>> Start INPUT FOR THIS TASK

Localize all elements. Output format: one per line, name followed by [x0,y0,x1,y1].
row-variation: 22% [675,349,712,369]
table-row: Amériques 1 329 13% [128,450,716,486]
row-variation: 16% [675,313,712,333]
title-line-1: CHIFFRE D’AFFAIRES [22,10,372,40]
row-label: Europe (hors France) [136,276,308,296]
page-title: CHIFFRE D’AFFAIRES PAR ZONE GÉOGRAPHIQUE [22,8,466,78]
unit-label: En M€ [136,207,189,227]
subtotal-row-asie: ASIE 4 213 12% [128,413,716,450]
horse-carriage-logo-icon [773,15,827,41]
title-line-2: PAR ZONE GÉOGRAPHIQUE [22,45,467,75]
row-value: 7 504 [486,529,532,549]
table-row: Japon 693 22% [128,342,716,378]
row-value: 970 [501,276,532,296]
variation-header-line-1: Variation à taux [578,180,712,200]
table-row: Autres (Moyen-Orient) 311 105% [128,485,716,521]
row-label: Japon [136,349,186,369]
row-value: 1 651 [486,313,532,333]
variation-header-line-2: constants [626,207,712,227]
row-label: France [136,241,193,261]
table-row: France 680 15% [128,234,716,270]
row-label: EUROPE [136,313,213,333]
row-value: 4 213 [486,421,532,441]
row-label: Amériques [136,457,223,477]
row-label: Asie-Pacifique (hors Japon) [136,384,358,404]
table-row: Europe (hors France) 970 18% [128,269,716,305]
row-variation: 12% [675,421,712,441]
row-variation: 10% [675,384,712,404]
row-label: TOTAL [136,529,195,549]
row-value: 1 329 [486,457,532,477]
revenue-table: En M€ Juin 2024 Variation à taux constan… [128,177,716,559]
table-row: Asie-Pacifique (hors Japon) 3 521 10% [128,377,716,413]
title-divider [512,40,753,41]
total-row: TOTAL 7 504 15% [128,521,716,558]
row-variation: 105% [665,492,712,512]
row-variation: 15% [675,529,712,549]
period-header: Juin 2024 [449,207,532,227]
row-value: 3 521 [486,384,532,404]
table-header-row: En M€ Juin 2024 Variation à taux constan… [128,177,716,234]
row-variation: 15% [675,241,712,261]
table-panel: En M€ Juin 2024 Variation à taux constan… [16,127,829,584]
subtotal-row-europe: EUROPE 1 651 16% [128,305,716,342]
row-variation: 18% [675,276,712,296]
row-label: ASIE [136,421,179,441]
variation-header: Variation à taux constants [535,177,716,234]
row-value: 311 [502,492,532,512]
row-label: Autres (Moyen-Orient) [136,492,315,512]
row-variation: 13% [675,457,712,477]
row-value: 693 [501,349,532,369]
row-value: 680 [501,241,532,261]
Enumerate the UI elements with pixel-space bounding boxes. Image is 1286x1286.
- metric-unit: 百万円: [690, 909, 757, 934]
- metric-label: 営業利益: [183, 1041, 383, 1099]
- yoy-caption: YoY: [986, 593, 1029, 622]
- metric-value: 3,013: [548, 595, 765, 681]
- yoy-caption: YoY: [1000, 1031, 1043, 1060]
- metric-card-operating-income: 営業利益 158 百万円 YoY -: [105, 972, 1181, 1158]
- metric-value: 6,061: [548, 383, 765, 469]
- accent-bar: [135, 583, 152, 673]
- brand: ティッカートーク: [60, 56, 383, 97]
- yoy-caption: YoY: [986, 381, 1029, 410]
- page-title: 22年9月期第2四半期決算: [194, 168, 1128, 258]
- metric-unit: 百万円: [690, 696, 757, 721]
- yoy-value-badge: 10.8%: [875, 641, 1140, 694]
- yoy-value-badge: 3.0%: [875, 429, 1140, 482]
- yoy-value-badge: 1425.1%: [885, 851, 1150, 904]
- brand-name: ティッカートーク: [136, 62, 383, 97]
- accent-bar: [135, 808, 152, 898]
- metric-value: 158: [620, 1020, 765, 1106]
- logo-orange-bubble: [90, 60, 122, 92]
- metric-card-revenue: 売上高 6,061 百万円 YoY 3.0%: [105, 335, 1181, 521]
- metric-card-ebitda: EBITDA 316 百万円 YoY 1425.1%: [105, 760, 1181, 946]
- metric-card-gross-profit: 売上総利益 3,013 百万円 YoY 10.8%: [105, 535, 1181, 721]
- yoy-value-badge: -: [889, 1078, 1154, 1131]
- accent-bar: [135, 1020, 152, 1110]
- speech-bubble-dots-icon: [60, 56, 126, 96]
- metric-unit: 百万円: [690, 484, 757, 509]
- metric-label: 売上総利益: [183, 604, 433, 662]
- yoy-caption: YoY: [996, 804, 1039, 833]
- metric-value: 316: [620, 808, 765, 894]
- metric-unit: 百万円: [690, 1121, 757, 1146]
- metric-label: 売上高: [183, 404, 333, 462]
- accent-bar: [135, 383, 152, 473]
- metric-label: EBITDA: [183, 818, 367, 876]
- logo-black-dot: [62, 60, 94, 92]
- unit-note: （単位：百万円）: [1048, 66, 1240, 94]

>> End INPUT FOR THIS TASK

GIVEN PROBLEM: Render the entries as a Markdown table with a No column holding the row number and a Line column holding the text of each line. Start with the first line of the entries, go on through the line with "revenue-table: En M€", and leave out blank lines.

THE ANSWER:
| No | Line |
|---|---|
| 1 | Localize all elements. Output format: one per line, name followed by [x0,y0,x1,y1]. |
| 2 | row-variation: 22% [675,349,712,369] |
| 3 | table-row: Amériques 1 329 13% [128,450,716,486] |
| 4 | row-variation: 16% [675,313,712,333] |
| 5 | title-line-1: CHIFFRE D’AFFAIRES [22,10,372,40] |
| 6 | row-label: Europe (hors France) [136,276,308,296] |
| 7 | page-title: CHIFFRE D’AFFAIRES PAR ZONE GÉOGRAPHIQUE [22,8,466,78] |
| 8 | unit-label: En M€ [136,207,189,227] |
| 9 | subtotal-row-asie: ASIE 4 213 12% [128,413,716,450] |
| 10 | horse-carriage-logo-icon [773,15,827,41] |
| 11 | title-line-2: PAR ZONE GÉOGRAPHIQUE [22,45,467,75] |
| 12 | row-value: 7 504 [486,529,532,549] |
| 13 | table-row: Japon 693 22% [128,342,716,378] |
| 14 | row-value: 970 [501,276,532,296] |
| 15 | variation-header-line-1: Variation à taux [578,180,712,200] |
| 16 | table-row: Autres (Moyen-Orient) 311 105% [128,485,716,521] |
| 17 | row-label: Japon [136,349,186,369] |
| 18 | row-value: 1 651 [486,313,532,333] |
| 19 | variation-header-line-2: constants [626,207,712,227] |
| 20 | row-label: France [136,241,193,261] |
| 21 | table-row: France 680 15% [128,234,716,270] |
| 22 | row-label: EUROPE [136,313,213,333] |
| 23 | row-value: 4 213 [486,421,532,441] |
| 24 | row-label: Amériques [136,457,223,477] |
| 25 | row-label: Asie-Pacifique (hors Japon) [136,384,358,404] |
| 26 | table-row: Europe (hors France) 970 18% [128,269,716,305] |
| 27 | row-variation: 12% [675,421,712,441] |
| 28 | row-variation: 10% [675,384,712,404] |
| 29 | row-label: TOTAL [136,529,195,549] |
| 30 | row-value: 1 329 [486,457,532,477] |
| 31 | revenue-table: En M€ Juin 2024 Variation à taux constan… [128,177,716,559] |